→ **AIM OF THE EXERCISE**
Quote, verbatim, all material below, without pictures.

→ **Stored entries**

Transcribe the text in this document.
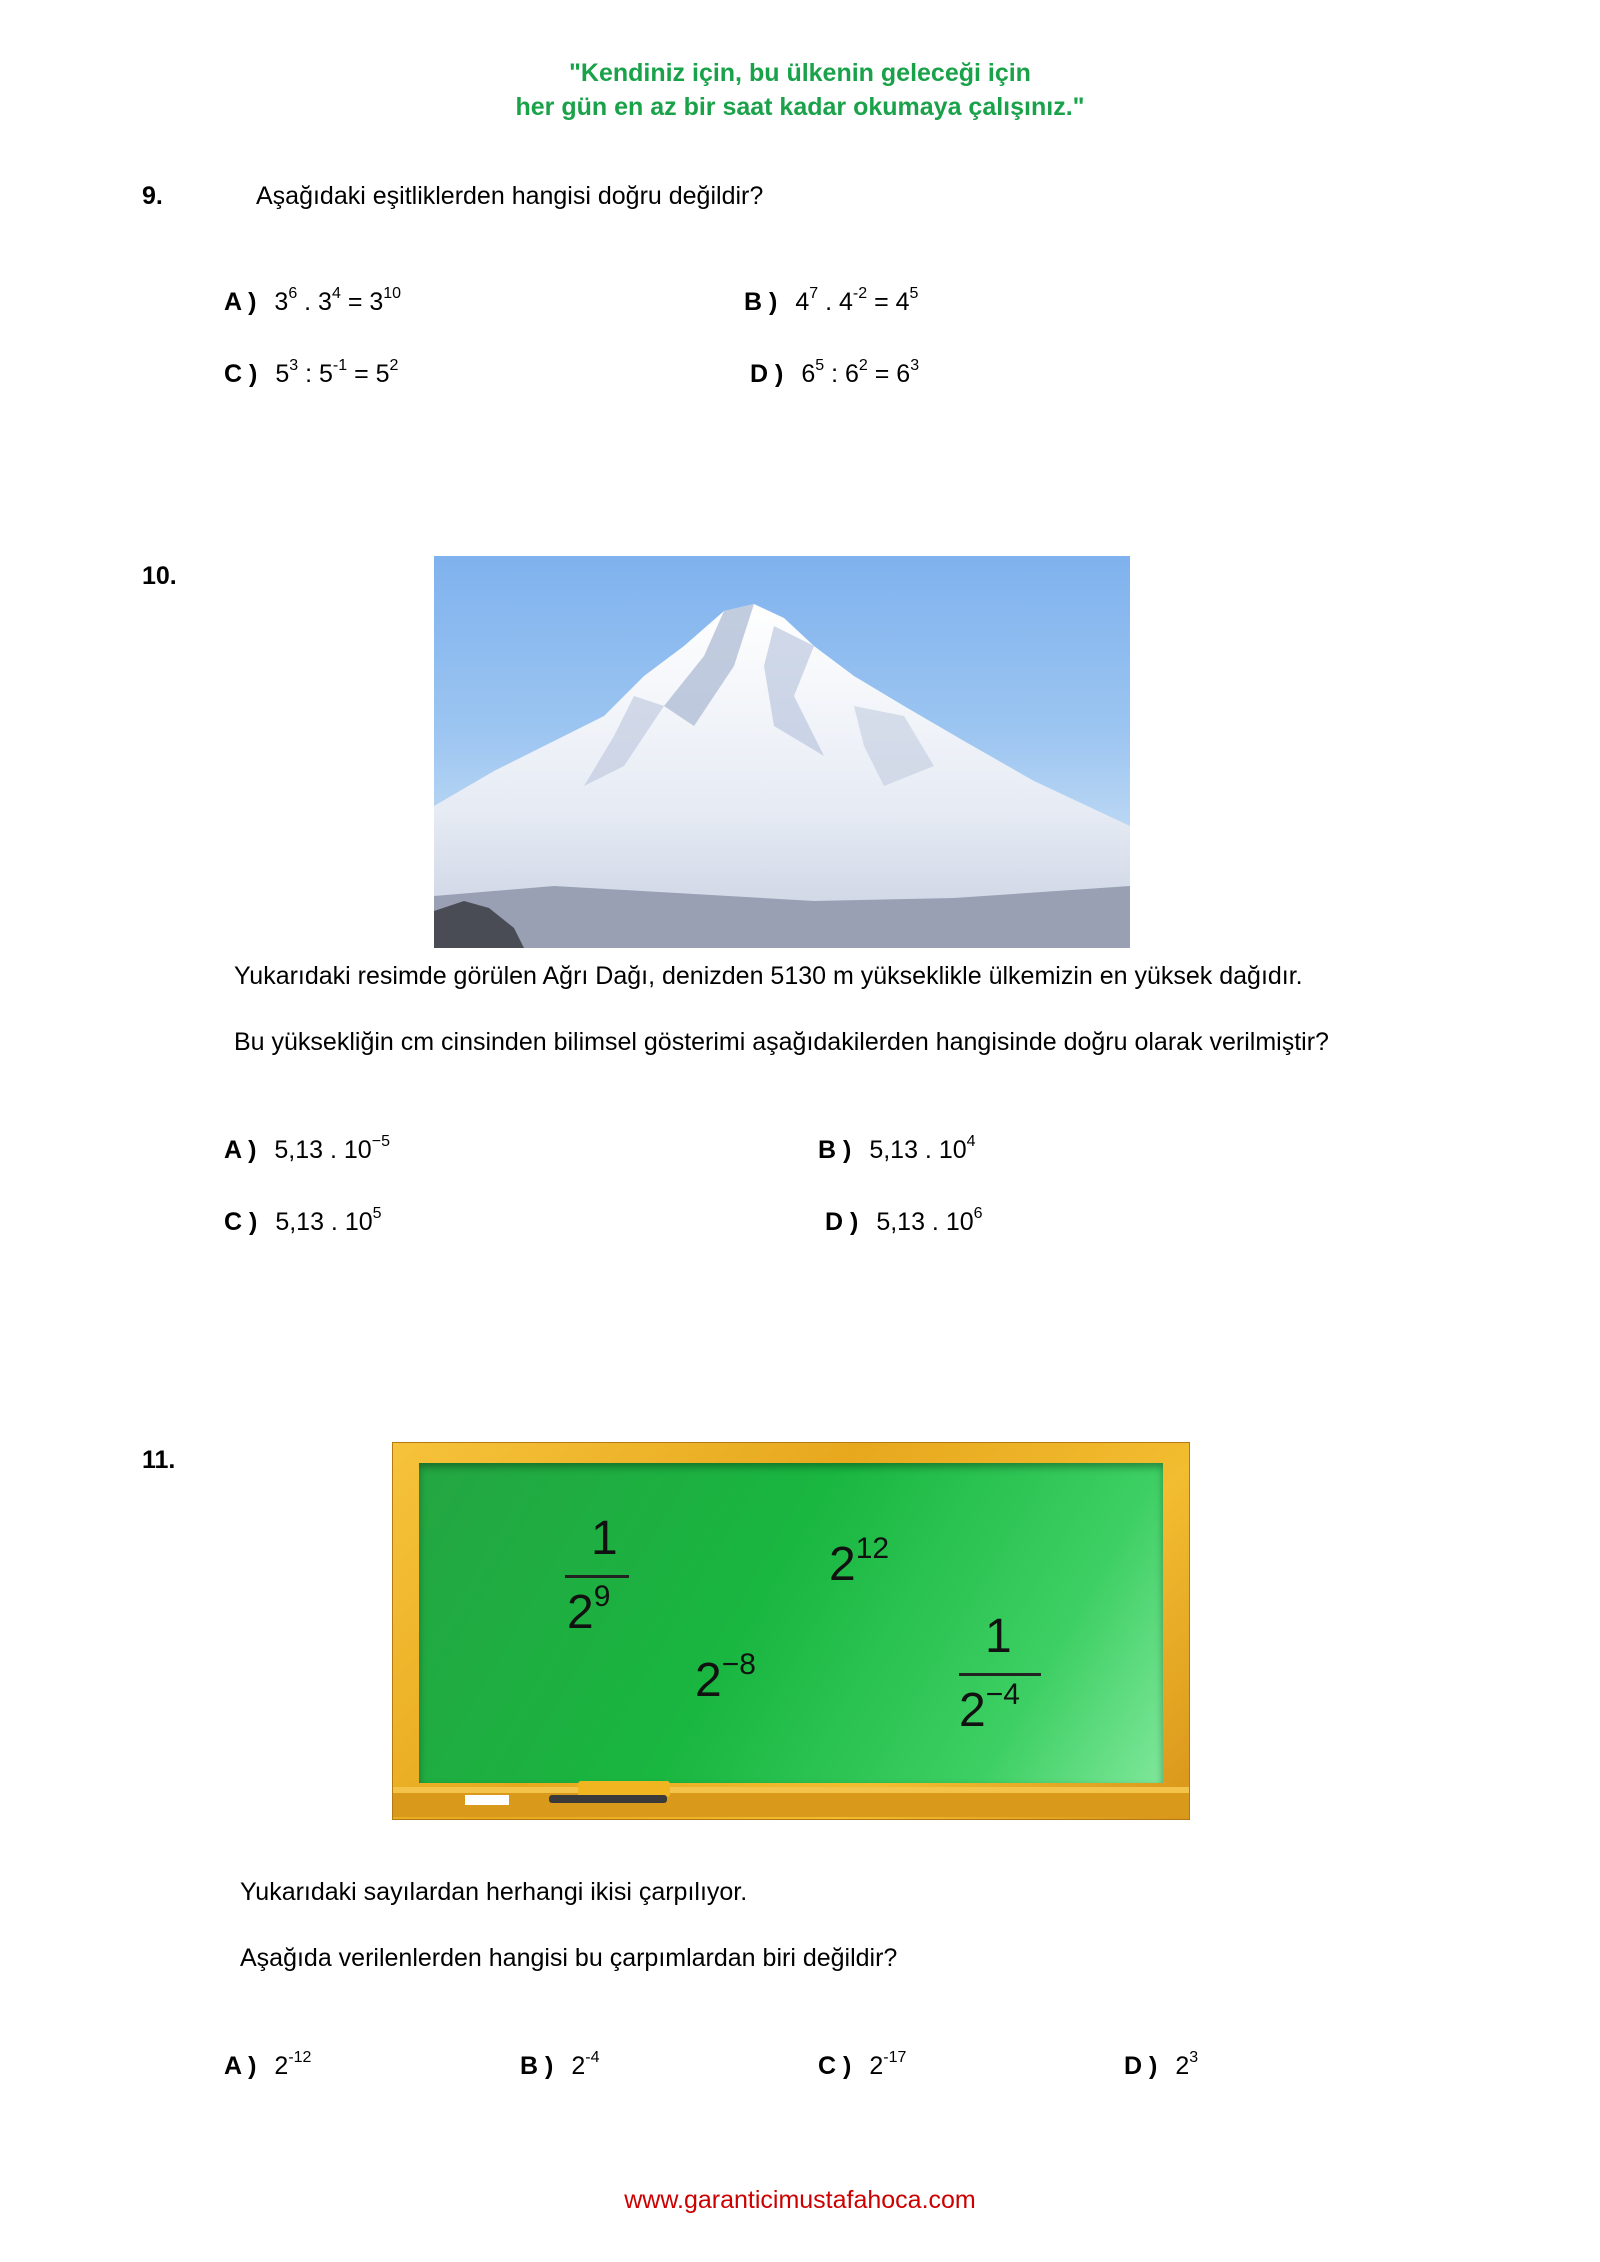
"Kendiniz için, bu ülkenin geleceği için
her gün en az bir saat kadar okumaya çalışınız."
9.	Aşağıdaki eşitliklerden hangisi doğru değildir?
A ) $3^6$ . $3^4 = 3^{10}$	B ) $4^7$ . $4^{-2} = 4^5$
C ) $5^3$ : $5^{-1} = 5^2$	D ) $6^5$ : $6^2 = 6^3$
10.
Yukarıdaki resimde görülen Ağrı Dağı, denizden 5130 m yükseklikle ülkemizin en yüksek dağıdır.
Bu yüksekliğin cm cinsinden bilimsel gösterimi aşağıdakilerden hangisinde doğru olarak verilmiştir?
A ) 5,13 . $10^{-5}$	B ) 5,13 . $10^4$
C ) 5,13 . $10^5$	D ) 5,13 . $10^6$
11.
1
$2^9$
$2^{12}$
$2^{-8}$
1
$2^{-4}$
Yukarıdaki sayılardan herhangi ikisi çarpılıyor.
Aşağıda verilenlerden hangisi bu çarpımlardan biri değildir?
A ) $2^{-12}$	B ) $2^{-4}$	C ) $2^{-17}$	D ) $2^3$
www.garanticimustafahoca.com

→ **OUTPUT OF THE TASK**
Transcribe the text in this document.
"Kendiniz için, bu ülkenin geleceği için
her gün en az bir saat kadar okumaya çalışınız."
9.	Aşağıdaki eşitliklerden hangisi doğru değildir?
A ) $3^6$ . $3^4 = 3^{10}$	B ) $4^7$ . $4^{-2} = 4^5$
C ) $5^3$ : $5^{-1} = 5^2$	D ) $6^5$ : $6^2 = 6^3$
10.
Yukarıdaki resimde görülen Ağrı Dağı, denizden 5130 m yükseklikle ülkemizin en yüksek dağıdır.
Bu yüksekliğin cm cinsinden bilimsel gösterimi aşağıdakilerden hangisinde doğru olarak verilmiştir?
A ) 5,13 . $10^{-5}$	B ) 5,13 . $10^4$
C ) 5,13 . $10^5$	D ) 5,13 . $10^6$
11.
1
$2^9$
$2^{12}$
$2^{-8}$
1
$2^{-4}$
Yukarıdaki sayılardan herhangi ikisi çarpılıyor.
Aşağıda verilenlerden hangisi bu çarpımlardan biri değildir?
A ) $2^{-12}$	B ) $2^{-4}$	C ) $2^{-17}$	D ) $2^3$
www.garanticimustafahoca.com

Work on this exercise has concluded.